PROVIDED DATA
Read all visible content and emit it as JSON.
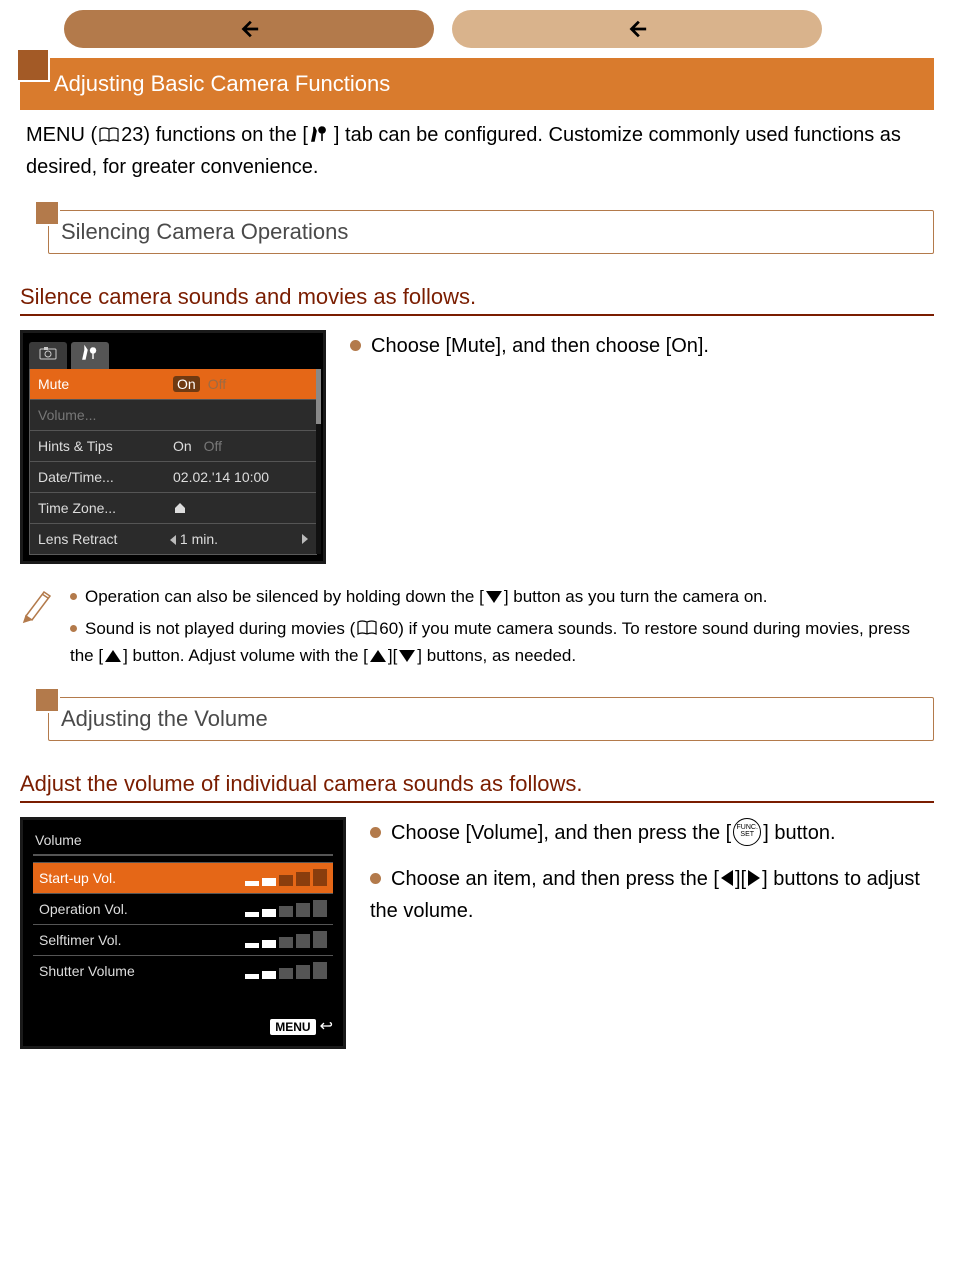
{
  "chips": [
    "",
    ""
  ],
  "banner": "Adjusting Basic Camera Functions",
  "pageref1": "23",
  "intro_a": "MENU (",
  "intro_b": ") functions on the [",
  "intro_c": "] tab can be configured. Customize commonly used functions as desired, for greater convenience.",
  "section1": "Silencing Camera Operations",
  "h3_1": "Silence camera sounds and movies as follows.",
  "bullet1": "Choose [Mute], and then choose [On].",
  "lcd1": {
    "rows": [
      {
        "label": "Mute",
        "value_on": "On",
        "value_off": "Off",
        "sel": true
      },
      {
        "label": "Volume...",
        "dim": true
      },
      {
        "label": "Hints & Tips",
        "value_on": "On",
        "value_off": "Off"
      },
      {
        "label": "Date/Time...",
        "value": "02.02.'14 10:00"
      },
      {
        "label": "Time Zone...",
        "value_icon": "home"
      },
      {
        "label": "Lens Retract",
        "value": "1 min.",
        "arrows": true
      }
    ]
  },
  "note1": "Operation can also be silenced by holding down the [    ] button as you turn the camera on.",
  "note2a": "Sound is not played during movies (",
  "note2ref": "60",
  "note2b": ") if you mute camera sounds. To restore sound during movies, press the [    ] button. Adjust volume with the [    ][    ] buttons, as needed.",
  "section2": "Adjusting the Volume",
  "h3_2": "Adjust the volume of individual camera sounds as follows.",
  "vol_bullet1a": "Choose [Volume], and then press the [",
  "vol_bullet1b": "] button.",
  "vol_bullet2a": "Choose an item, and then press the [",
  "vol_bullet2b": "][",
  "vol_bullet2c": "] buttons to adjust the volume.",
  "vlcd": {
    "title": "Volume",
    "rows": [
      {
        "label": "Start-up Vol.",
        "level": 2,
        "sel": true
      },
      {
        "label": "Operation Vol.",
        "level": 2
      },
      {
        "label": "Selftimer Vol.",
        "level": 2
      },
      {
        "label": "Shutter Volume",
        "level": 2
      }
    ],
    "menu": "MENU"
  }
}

AIM
Transcribe the full listing above exactly, with the images removed.

WORKED SOLUTION
Read all visible content and emit it as JSON.
{
  "chips": [
    "",
    ""
  ],
  "banner": "Adjusting Basic Camera Functions",
  "pageref1": "23",
  "intro_a": "MENU (",
  "intro_b": ") functions on the [",
  "intro_c": "] tab can be configured. Customize commonly used functions as desired, for greater convenience.",
  "section1": "Silencing Camera Operations",
  "h3_1": "Silence camera sounds and movies as follows.",
  "bullet1": "Choose [Mute], and then choose [On].",
  "lcd1": {
    "rows": [
      {
        "label": "Mute",
        "value_on": "On",
        "value_off": "Off",
        "sel": true
      },
      {
        "label": "Volume...",
        "dim": true
      },
      {
        "label": "Hints & Tips",
        "value_on": "On",
        "value_off": "Off"
      },
      {
        "label": "Date/Time...",
        "value": "02.02.'14 10:00"
      },
      {
        "label": "Time Zone...",
        "value_icon": "home"
      },
      {
        "label": "Lens Retract",
        "value": "1 min.",
        "arrows": true
      }
    ]
  },
  "note1": "Operation can also be silenced by holding down the [    ] button as you turn the camera on.",
  "note2a": "Sound is not played during movies (",
  "note2ref": "60",
  "note2b": ") if you mute camera sounds. To restore sound during movies, press the [    ] button. Adjust volume with the [    ][    ] buttons, as needed.",
  "section2": "Adjusting the Volume",
  "h3_2": "Adjust the volume of individual camera sounds as follows.",
  "vol_bullet1a": "Choose [Volume], and then press the [",
  "vol_bullet1b": "] button.",
  "vol_bullet2a": "Choose an item, and then press the [",
  "vol_bullet2b": "][",
  "vol_bullet2c": "] buttons to adjust the volume.",
  "vlcd": {
    "title": "Volume",
    "rows": [
      {
        "label": "Start-up Vol.",
        "level": 2,
        "sel": true
      },
      {
        "label": "Operation Vol.",
        "level": 2
      },
      {
        "label": "Selftimer Vol.",
        "level": 2
      },
      {
        "label": "Shutter Volume",
        "level": 2
      }
    ],
    "menu": "MENU"
  }
}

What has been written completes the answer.